The entire listing is to be repeated verbatim.

%%

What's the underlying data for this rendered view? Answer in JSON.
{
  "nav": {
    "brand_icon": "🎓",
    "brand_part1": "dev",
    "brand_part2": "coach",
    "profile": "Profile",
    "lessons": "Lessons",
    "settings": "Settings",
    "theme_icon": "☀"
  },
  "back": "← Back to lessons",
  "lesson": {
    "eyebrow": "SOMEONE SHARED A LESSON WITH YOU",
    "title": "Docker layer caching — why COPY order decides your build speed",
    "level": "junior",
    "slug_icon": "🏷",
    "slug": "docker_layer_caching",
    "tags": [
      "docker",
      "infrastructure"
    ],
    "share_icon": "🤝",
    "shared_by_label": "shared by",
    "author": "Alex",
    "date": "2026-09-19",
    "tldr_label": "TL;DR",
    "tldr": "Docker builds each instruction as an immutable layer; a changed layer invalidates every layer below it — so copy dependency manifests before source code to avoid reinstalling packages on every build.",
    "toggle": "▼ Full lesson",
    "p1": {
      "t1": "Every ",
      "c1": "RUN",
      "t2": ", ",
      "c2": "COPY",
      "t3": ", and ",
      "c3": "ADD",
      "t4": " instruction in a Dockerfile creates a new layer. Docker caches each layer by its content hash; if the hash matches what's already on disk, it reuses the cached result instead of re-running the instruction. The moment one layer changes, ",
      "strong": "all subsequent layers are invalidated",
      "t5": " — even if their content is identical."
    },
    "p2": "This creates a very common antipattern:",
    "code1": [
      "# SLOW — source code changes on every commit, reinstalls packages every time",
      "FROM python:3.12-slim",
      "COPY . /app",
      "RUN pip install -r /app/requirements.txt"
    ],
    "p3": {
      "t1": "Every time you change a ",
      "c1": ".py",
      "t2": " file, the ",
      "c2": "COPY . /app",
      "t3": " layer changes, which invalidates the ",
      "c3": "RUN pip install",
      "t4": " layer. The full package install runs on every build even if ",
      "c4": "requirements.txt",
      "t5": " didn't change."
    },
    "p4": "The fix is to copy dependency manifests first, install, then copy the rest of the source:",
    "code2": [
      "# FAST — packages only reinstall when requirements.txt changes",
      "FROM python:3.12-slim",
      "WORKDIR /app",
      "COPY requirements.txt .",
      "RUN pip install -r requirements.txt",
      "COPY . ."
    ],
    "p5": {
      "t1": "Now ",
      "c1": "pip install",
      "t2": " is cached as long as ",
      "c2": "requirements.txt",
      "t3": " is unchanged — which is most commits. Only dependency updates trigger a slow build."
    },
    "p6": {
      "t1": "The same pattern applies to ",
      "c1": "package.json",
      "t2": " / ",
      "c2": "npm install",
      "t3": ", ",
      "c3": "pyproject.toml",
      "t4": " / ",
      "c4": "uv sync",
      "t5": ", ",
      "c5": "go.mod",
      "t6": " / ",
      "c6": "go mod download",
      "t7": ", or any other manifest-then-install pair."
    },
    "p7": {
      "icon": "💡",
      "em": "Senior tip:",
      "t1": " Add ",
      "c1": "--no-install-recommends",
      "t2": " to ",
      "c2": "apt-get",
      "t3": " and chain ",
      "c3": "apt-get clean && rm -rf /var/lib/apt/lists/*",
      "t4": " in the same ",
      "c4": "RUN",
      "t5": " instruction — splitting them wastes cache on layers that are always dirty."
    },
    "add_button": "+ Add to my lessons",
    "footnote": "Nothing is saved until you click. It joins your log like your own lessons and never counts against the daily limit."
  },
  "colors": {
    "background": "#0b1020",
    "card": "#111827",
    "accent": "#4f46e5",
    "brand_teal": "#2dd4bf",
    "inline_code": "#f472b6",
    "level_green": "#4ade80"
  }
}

%%

*Full response*.
What's the underlying data for this rendered view? Answer in JSON.
{
  "nav": {
    "brand_icon": "🎓",
    "brand_part1": "dev",
    "brand_part2": "coach",
    "profile": "Profile",
    "lessons": "Lessons",
    "settings": "Settings",
    "theme_icon": "☀"
  },
  "back": "← Back to lessons",
  "lesson": {
    "eyebrow": "SOMEONE SHARED A LESSON WITH YOU",
    "title": "Docker layer caching — why COPY order decides your build speed",
    "level": "junior",
    "slug_icon": "🏷",
    "slug": "docker_layer_caching",
    "tags": [
      "docker",
      "infrastructure"
    ],
    "share_icon": "🤝",
    "shared_by_label": "shared by",
    "author": "Alex",
    "date": "2026-09-19",
    "tldr_label": "TL;DR",
    "tldr": "Docker builds each instruction as an immutable layer; a changed layer invalidates every layer below it — so copy dependency manifests before source code to avoid reinstalling packages on every build.",
    "toggle": "▼ Full lesson",
    "p1": {
      "t1": "Every ",
      "c1": "RUN",
      "t2": ", ",
      "c2": "COPY",
      "t3": ", and ",
      "c3": "ADD",
      "t4": " instruction in a Dockerfile creates a new layer. Docker caches each layer by its content hash; if the hash matches what's already on disk, it reuses the cached result instead of re-running the instruction. The moment one layer changes, ",
      "strong": "all subsequent layers are invalidated",
      "t5": " — even if their content is identical."
    },
    "p2": "This creates a very common antipattern:",
    "code1": [
      "# SLOW — source code changes on every commit, reinstalls packages every time",
      "FROM python:3.12-slim",
      "COPY . /app",
      "RUN pip install -r /app/requirements.txt"
    ],
    "p3": {
      "t1": "Every time you change a ",
      "c1": ".py",
      "t2": " file, the ",
      "c2": "COPY . /app",
      "t3": " layer changes, which invalidates the ",
      "c3": "RUN pip install",
      "t4": " layer. The full package install runs on every build even if ",
      "c4": "requirements.txt",
      "t5": " didn't change."
    },
    "p4": "The fix is to copy dependency manifests first, install, then copy the rest of the source:",
    "code2": [
      "# FAST — packages only reinstall when requirements.txt changes",
      "FROM python:3.12-slim",
      "WORKDIR /app",
      "COPY requirements.txt .",
      "RUN pip install -r requirements.txt",
      "COPY . ."
    ],
    "p5": {
      "t1": "Now ",
      "c1": "pip install",
      "t2": " is cached as long as ",
      "c2": "requirements.txt",
      "t3": " is unchanged — which is most commits. Only dependency updates trigger a slow build."
    },
    "p6": {
      "t1": "The same pattern applies to ",
      "c1": "package.json",
      "t2": " / ",
      "c2": "npm install",
      "t3": ", ",
      "c3": "pyproject.toml",
      "t4": " / ",
      "c4": "uv sync",
      "t5": ", ",
      "c5": "go.mod",
      "t6": " / ",
      "c6": "go mod download",
      "t7": ", or any other manifest-then-install pair."
    },
    "p7": {
      "icon": "💡",
      "em": "Senior tip:",
      "t1": " Add ",
      "c1": "--no-install-recommends",
      "t2": " to ",
      "c2": "apt-get",
      "t3": " and chain ",
      "c3": "apt-get clean && rm -rf /var/lib/apt/lists/*",
      "t4": " in the same ",
      "c4": "RUN",
      "t5": " instruction — splitting them wastes cache on layers that are always dirty."
    },
    "add_button": "+ Add to my lessons",
    "footnote": "Nothing is saved until you click. It joins your log like your own lessons and never counts against the daily limit."
  },
  "colors": {
    "background": "#0b1020",
    "card": "#111827",
    "accent": "#4f46e5",
    "brand_teal": "#2dd4bf",
    "inline_code": "#f472b6",
    "level_green": "#4ade80"
  }
}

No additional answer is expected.